┌────────
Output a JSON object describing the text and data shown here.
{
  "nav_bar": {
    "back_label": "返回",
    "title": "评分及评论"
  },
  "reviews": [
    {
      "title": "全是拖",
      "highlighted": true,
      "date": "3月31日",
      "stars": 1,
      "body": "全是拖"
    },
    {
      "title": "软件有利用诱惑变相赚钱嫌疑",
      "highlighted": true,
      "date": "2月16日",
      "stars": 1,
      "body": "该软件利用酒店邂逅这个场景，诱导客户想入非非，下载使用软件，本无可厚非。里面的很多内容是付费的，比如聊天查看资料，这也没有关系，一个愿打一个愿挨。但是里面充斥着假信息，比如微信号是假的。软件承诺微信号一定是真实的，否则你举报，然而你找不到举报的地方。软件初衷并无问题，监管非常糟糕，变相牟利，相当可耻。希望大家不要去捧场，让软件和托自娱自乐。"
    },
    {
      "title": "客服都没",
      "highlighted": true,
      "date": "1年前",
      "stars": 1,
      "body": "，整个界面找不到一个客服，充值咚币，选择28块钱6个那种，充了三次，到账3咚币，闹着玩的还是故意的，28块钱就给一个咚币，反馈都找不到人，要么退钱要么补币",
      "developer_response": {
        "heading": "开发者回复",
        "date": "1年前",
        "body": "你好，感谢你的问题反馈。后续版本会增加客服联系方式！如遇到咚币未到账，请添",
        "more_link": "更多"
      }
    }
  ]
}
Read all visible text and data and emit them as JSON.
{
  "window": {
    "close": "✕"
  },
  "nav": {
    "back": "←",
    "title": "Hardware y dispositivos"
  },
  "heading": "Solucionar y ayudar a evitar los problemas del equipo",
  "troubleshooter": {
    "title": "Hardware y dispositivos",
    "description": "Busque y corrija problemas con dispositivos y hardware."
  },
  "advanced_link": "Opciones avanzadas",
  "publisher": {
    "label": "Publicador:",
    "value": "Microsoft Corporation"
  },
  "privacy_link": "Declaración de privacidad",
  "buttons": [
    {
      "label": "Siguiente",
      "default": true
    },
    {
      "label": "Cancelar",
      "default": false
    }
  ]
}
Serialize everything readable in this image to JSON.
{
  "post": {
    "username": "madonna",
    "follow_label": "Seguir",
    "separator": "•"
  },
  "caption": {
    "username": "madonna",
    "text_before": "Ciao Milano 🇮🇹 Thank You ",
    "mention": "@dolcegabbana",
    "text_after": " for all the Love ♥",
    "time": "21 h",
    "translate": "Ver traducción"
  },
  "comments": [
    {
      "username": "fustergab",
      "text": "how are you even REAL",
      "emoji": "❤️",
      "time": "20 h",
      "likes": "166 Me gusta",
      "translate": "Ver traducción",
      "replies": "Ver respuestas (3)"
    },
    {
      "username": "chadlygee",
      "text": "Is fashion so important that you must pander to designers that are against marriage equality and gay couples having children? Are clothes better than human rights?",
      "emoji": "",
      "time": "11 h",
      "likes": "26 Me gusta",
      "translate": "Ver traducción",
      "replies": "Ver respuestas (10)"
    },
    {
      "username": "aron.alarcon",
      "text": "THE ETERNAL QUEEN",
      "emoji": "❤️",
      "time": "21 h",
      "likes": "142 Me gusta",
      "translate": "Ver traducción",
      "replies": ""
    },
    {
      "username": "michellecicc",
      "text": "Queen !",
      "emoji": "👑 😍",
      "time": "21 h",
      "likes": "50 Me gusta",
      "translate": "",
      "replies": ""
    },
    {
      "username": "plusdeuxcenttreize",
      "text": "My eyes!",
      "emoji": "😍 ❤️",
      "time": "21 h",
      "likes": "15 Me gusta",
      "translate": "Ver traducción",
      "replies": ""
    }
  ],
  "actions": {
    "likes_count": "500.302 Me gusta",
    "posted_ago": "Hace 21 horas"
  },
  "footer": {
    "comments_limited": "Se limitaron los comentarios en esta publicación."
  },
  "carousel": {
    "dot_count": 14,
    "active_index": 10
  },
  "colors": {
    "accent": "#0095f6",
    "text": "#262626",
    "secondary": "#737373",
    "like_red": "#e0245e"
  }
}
└────────
- **The task**
Give back all the records exactly as they stand.

- **Problem solution**
Output a JSON object describing the text and data shown here.
{
  "nav_bar": {
    "back_label": "返回",
    "title": "评分及评论"
  },
  "reviews": [
    {
      "title": "全是拖",
      "highlighted": true,
      "date": "3月31日",
      "stars": 1,
      "body": "全是拖"
    },
    {
      "title": "软件有利用诱惑变相赚钱嫌疑",
      "highlighted": true,
      "date": "2月16日",
      "stars": 1,
      "body": "该软件利用酒店邂逅这个场景，诱导客户想入非非，下载使用软件，本无可厚非。里面的很多内容是付费的，比如聊天查看资料，这也没有关系，一个愿打一个愿挨。但是里面充斥着假信息，比如微信号是假的。软件承诺微信号一定是真实的，否则你举报，然而你找不到举报的地方。软件初衷并无问题，监管非常糟糕，变相牟利，相当可耻。希望大家不要去捧场，让软件和托自娱自乐。"
    },
    {
      "title": "客服都没",
      "highlighted": true,
      "date": "1年前",
      "stars": 1,
      "body": "，整个界面找不到一个客服，充值咚币，选择28块钱6个那种，充了三次，到账3咚币，闹着玩的还是故意的，28块钱就给一个咚币，反馈都找不到人，要么退钱要么补币",
      "developer_response": {
        "heading": "开发者回复",
        "date": "1年前",
        "body": "你好，感谢你的问题反馈。后续版本会增加客服联系方式！如遇到咚币未到账，请添",
        "more_link": "更多"
      }
    }
  ]
}
Read all visible text and data and emit them as JSON.
{
  "window": {
    "close": "✕"
  },
  "nav": {
    "back": "←",
    "title": "Hardware y dispositivos"
  },
  "heading": "Solucionar y ayudar a evitar los problemas del equipo",
  "troubleshooter": {
    "title": "Hardware y dispositivos",
    "description": "Busque y corrija problemas con dispositivos y hardware."
  },
  "advanced_link": "Opciones avanzadas",
  "publisher": {
    "label": "Publicador:",
    "value": "Microsoft Corporation"
  },
  "privacy_link": "Declaración de privacidad",
  "buttons": [
    {
      "label": "Siguiente",
      "default": true
    },
    {
      "label": "Cancelar",
      "default": false
    }
  ]
}
Serialize everything readable in this image to JSON.
{
  "post": {
    "username": "madonna",
    "follow_label": "Seguir",
    "separator": "•"
  },
  "caption": {
    "username": "madonna",
    "text_before": "Ciao Milano 🇮🇹 Thank You ",
    "mention": "@dolcegabbana",
    "text_after": " for all the Love ♥",
    "time": "21 h",
    "translate": "Ver traducción"
  },
  "comments": [
    {
      "username": "fustergab",
      "text": "how are you even REAL",
      "emoji": "❤️",
      "time": "20 h",
      "likes": "166 Me gusta",
      "translate": "Ver traducción",
      "replies": "Ver respuestas (3)"
    },
    {
      "username": "chadlygee",
      "text": "Is fashion so important that you must pander to designers that are against marriage equality and gay couples having children? Are clothes better than human rights?",
      "emoji": "",
      "time": "11 h",
      "likes": "26 Me gusta",
      "translate": "Ver traducción",
      "replies": "Ver respuestas (10)"
    },
    {
      "username": "aron.alarcon",
      "text": "THE ETERNAL QUEEN",
      "emoji": "❤️",
      "time": "21 h",
      "likes": "142 Me gusta",
      "translate": "Ver traducción",
      "replies": ""
    },
    {
      "username": "michellecicc",
      "text": "Queen !",
      "emoji": "👑 😍",
      "time": "21 h",
      "likes": "50 Me gusta",
      "translate": "",
      "replies": ""
    },
    {
      "username": "plusdeuxcenttreize",
      "text": "My eyes!",
      "emoji": "😍 ❤️",
      "time": "21 h",
      "likes": "15 Me gusta",
      "translate": "Ver traducción",
      "replies": ""
    }
  ],
  "actions": {
    "likes_count": "500.302 Me gusta",
    "posted_ago": "Hace 21 horas"
  },
  "footer": {
    "comments_limited": "Se limitaron los comentarios en esta publicación."
  },
  "carousel": {
    "dot_count": 14,
    "active_index": 10
  },
  "colors": {
    "accent": "#0095f6",
    "text": "#262626",
    "secondary": "#737373",
    "like_red": "#e0245e"
  }
}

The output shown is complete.